**JOB**
Filter the entries, keeping every line with the word "Realized".

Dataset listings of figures
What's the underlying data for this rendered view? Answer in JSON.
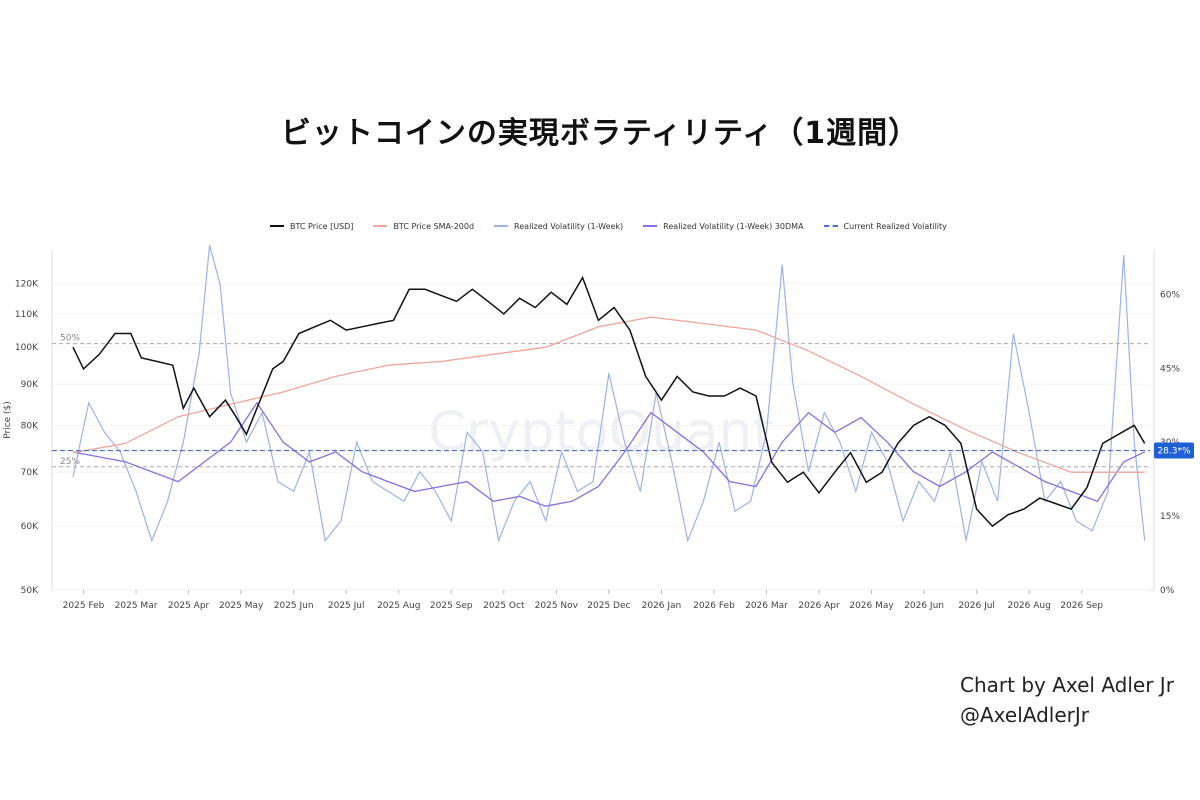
{
  "title": "ビットコインの実現ボラティリティ（1週間）",
  "credit": {
    "line1": "Chart by Axel Adler Jr",
    "line2": "@AxelAdlerJr"
  },
  "chart_data": {
    "type": "line",
    "watermark": "CryptoQuant",
    "ylabel": "Price ($)",
    "legend": [
      {
        "name": "BTC Price [USD]",
        "color": "#111111",
        "style": "solid"
      },
      {
        "name": "BTC Price SMA-200d",
        "color": "#f0a59a",
        "style": "solid"
      },
      {
        "name": "Realized Volatility (1-Week)",
        "color": "#9bb3e6",
        "style": "solid"
      },
      {
        "name": "Realized Volatility (1-Week) 30DMA",
        "color": "#8a6fe0",
        "style": "solid"
      },
      {
        "name": "Current Realized Volatility",
        "color": "#4a6fd1",
        "style": "dashed"
      }
    ],
    "left_axis": {
      "scale": "log",
      "ticks": [
        "50K",
        "60K",
        "70K",
        "80K",
        "90K",
        "100K",
        "110K",
        "120K"
      ],
      "tick_values": [
        50000,
        60000,
        70000,
        80000,
        90000,
        100000,
        110000,
        120000
      ]
    },
    "right_axis": {
      "ticks": [
        "0%",
        "15%",
        "30%",
        "45%",
        "60%"
      ],
      "tick_values": [
        0,
        15,
        30,
        45,
        60
      ],
      "ylim": [
        0,
        69
      ]
    },
    "x_ticks": [
      "2025 Feb",
      "2025 Mar",
      "2025 Apr",
      "2025 May",
      "2025 Jun",
      "2025 Jul",
      "2025 Aug",
      "2025 Sep",
      "2025 Oct",
      "2025 Nov",
      "2025 Dec",
      "2026 Jan",
      "2026 Feb",
      "2026 Mar",
      "2026 Apr",
      "2026 May",
      "2026 Jun",
      "2026 Jul",
      "2026 Aug",
      "2026 Sep"
    ],
    "x_range_months": [
      0,
      20.5
    ],
    "thresholds": [
      {
        "label": "50%",
        "value": 50
      },
      {
        "label": "25%",
        "value": 25
      }
    ],
    "current_vol": {
      "label": "28.3*%",
      "value": 28.3
    },
    "price_series": [
      [
        0,
        100000
      ],
      [
        0.2,
        94000
      ],
      [
        0.5,
        98000
      ],
      [
        0.8,
        104000
      ],
      [
        1.1,
        104000
      ],
      [
        1.3,
        97000
      ],
      [
        1.6,
        96000
      ],
      [
        1.9,
        95000
      ],
      [
        2.1,
        84000
      ],
      [
        2.3,
        89000
      ],
      [
        2.6,
        82000
      ],
      [
        2.9,
        86000
      ],
      [
        3.1,
        82000
      ],
      [
        3.3,
        78000
      ],
      [
        3.5,
        84000
      ],
      [
        3.8,
        94000
      ],
      [
        4.0,
        96000
      ],
      [
        4.3,
        104000
      ],
      [
        4.6,
        106000
      ],
      [
        4.9,
        108000
      ],
      [
        5.2,
        105000
      ],
      [
        5.5,
        106000
      ],
      [
        5.8,
        107000
      ],
      [
        6.1,
        108000
      ],
      [
        6.4,
        118000
      ],
      [
        6.7,
        118000
      ],
      [
        7.0,
        116000
      ],
      [
        7.3,
        114000
      ],
      [
        7.6,
        118000
      ],
      [
        7.9,
        114000
      ],
      [
        8.2,
        110000
      ],
      [
        8.5,
        115000
      ],
      [
        8.8,
        112000
      ],
      [
        9.1,
        117000
      ],
      [
        9.4,
        113000
      ],
      [
        9.7,
        122000
      ],
      [
        10.0,
        108000
      ],
      [
        10.3,
        112000
      ],
      [
        10.6,
        105000
      ],
      [
        10.9,
        92000
      ],
      [
        11.2,
        86000
      ],
      [
        11.5,
        92000
      ],
      [
        11.8,
        88000
      ],
      [
        12.1,
        87000
      ],
      [
        12.4,
        87000
      ],
      [
        12.7,
        89000
      ],
      [
        13.0,
        87000
      ],
      [
        13.3,
        72000
      ],
      [
        13.6,
        68000
      ],
      [
        13.9,
        70000
      ],
      [
        14.2,
        66000
      ],
      [
        14.5,
        70000
      ],
      [
        14.8,
        74000
      ],
      [
        15.1,
        68000
      ],
      [
        15.4,
        70000
      ],
      [
        15.7,
        76000
      ],
      [
        16.0,
        80000
      ],
      [
        16.3,
        82000
      ],
      [
        16.6,
        80000
      ],
      [
        16.9,
        76000
      ],
      [
        17.2,
        63000
      ],
      [
        17.5,
        60000
      ],
      [
        17.8,
        62000
      ],
      [
        18.1,
        63000
      ],
      [
        18.4,
        65000
      ],
      [
        18.7,
        64000
      ],
      [
        19.0,
        63000
      ],
      [
        19.3,
        67000
      ],
      [
        19.6,
        76000
      ],
      [
        19.9,
        78000
      ],
      [
        20.2,
        80000
      ],
      [
        20.4,
        76000
      ]
    ],
    "sma_series": [
      [
        0,
        74000
      ],
      [
        1,
        76000
      ],
      [
        2,
        82000
      ],
      [
        3,
        85000
      ],
      [
        4,
        88000
      ],
      [
        5,
        92000
      ],
      [
        6,
        95000
      ],
      [
        7,
        96000
      ],
      [
        8,
        98000
      ],
      [
        9,
        100000
      ],
      [
        10,
        106000
      ],
      [
        11,
        109000
      ],
      [
        12,
        107000
      ],
      [
        13,
        105000
      ],
      [
        14,
        99000
      ],
      [
        15,
        92000
      ],
      [
        16,
        85000
      ],
      [
        17,
        79000
      ],
      [
        18,
        74000
      ],
      [
        19,
        70000
      ],
      [
        20.4,
        70000
      ]
    ],
    "vol_series": [
      [
        0,
        23
      ],
      [
        0.3,
        38
      ],
      [
        0.6,
        32
      ],
      [
        0.9,
        28
      ],
      [
        1.2,
        20
      ],
      [
        1.5,
        10
      ],
      [
        1.8,
        18
      ],
      [
        2.1,
        30
      ],
      [
        2.4,
        48
      ],
      [
        2.6,
        70
      ],
      [
        2.8,
        62
      ],
      [
        3.0,
        40
      ],
      [
        3.3,
        30
      ],
      [
        3.6,
        36
      ],
      [
        3.9,
        22
      ],
      [
        4.2,
        20
      ],
      [
        4.5,
        28
      ],
      [
        4.8,
        10
      ],
      [
        5.1,
        14
      ],
      [
        5.4,
        30
      ],
      [
        5.7,
        22
      ],
      [
        6.0,
        20
      ],
      [
        6.3,
        18
      ],
      [
        6.6,
        24
      ],
      [
        6.9,
        20
      ],
      [
        7.2,
        14
      ],
      [
        7.5,
        32
      ],
      [
        7.8,
        28
      ],
      [
        8.1,
        10
      ],
      [
        8.4,
        18
      ],
      [
        8.7,
        22
      ],
      [
        9.0,
        14
      ],
      [
        9.3,
        28
      ],
      [
        9.6,
        20
      ],
      [
        9.9,
        22
      ],
      [
        10.2,
        44
      ],
      [
        10.5,
        30
      ],
      [
        10.8,
        20
      ],
      [
        11.1,
        40
      ],
      [
        11.4,
        26
      ],
      [
        11.7,
        10
      ],
      [
        12.0,
        18
      ],
      [
        12.3,
        30
      ],
      [
        12.6,
        16
      ],
      [
        12.9,
        18
      ],
      [
        13.2,
        32
      ],
      [
        13.5,
        66
      ],
      [
        13.7,
        42
      ],
      [
        14.0,
        24
      ],
      [
        14.3,
        36
      ],
      [
        14.6,
        30
      ],
      [
        14.9,
        20
      ],
      [
        15.2,
        32
      ],
      [
        15.5,
        26
      ],
      [
        15.8,
        14
      ],
      [
        16.1,
        22
      ],
      [
        16.4,
        18
      ],
      [
        16.7,
        28
      ],
      [
        17.0,
        10
      ],
      [
        17.3,
        26
      ],
      [
        17.6,
        18
      ],
      [
        17.9,
        52
      ],
      [
        18.2,
        36
      ],
      [
        18.5,
        18
      ],
      [
        18.8,
        22
      ],
      [
        19.1,
        14
      ],
      [
        19.4,
        12
      ],
      [
        19.7,
        20
      ],
      [
        20.0,
        68
      ],
      [
        20.2,
        30
      ],
      [
        20.4,
        10
      ]
    ],
    "vol_30dma_series": [
      [
        0,
        28
      ],
      [
        1,
        26
      ],
      [
        2,
        22
      ],
      [
        3,
        30
      ],
      [
        3.5,
        38
      ],
      [
        4,
        30
      ],
      [
        4.5,
        26
      ],
      [
        5,
        28
      ],
      [
        5.5,
        24
      ],
      [
        6,
        22
      ],
      [
        6.5,
        20
      ],
      [
        7,
        21
      ],
      [
        7.5,
        22
      ],
      [
        8,
        18
      ],
      [
        8.5,
        19
      ],
      [
        9,
        17
      ],
      [
        9.5,
        18
      ],
      [
        10,
        21
      ],
      [
        10.5,
        28
      ],
      [
        11,
        36
      ],
      [
        11.5,
        32
      ],
      [
        12,
        28
      ],
      [
        12.5,
        22
      ],
      [
        13,
        21
      ],
      [
        13.5,
        30
      ],
      [
        14,
        36
      ],
      [
        14.5,
        32
      ],
      [
        15,
        35
      ],
      [
        15.5,
        30
      ],
      [
        16,
        24
      ],
      [
        16.5,
        21
      ],
      [
        17,
        24
      ],
      [
        17.5,
        28
      ],
      [
        18,
        25
      ],
      [
        18.5,
        22
      ],
      [
        19,
        20
      ],
      [
        19.5,
        18
      ],
      [
        20,
        26
      ],
      [
        20.4,
        28
      ]
    ]
  }
}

**ANSWER**
        "name": "Realized Volatility (1-Week)",
        "name": "Realized Volatility (1-Week) 30DMA",
        "name": "Current Realized Volatility",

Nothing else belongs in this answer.